### TASK DESCRIPTION
Please output every line of the material as it stands, without the pictures.

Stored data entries
☆ ☆ ☆ ☆ ☆ ☆ ☆
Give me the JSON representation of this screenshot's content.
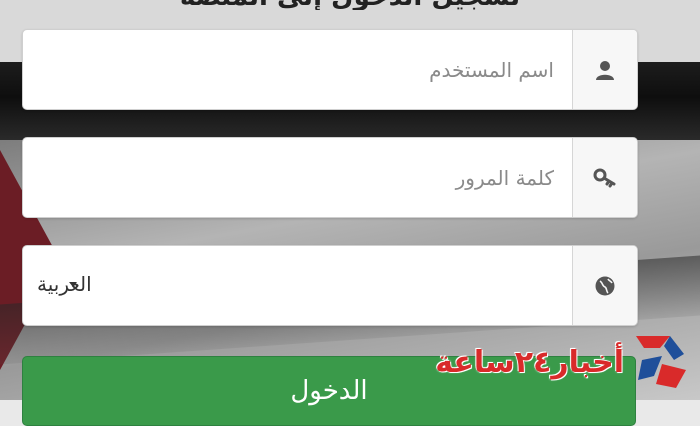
{
  "header": {
    "title": "تسجيل الدخول إلى المنصة"
  },
  "form": {
    "username": {
      "placeholder": "اسم المستخدم",
      "icon": "user-icon"
    },
    "password": {
      "placeholder": "كلمة المرور",
      "icon": "key-icon"
    },
    "language": {
      "value": "العربية",
      "icon": "globe-icon"
    },
    "login_label": "الدخول"
  },
  "watermark": {
    "text": "أخبار٢٤ساعة"
  },
  "colors": {
    "button": "#3a9a4a",
    "accent": "#d92a2a"
  }
}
☆ ☆ ☆ ☆ ☆ ☆ ☆
### RESPONSE TO THE EXERCISE
Give me the JSON representation of this screenshot's content.
{
  "header": {
    "title": "تسجيل الدخول إلى المنصة"
  },
  "form": {
    "username": {
      "placeholder": "اسم المستخدم",
      "icon": "user-icon"
    },
    "password": {
      "placeholder": "كلمة المرور",
      "icon": "key-icon"
    },
    "language": {
      "value": "العربية",
      "icon": "globe-icon"
    },
    "login_label": "الدخول"
  },
  "watermark": {
    "text": "أخبار٢٤ساعة"
  },
  "colors": {
    "button": "#3a9a4a",
    "accent": "#d92a2a"
  }
}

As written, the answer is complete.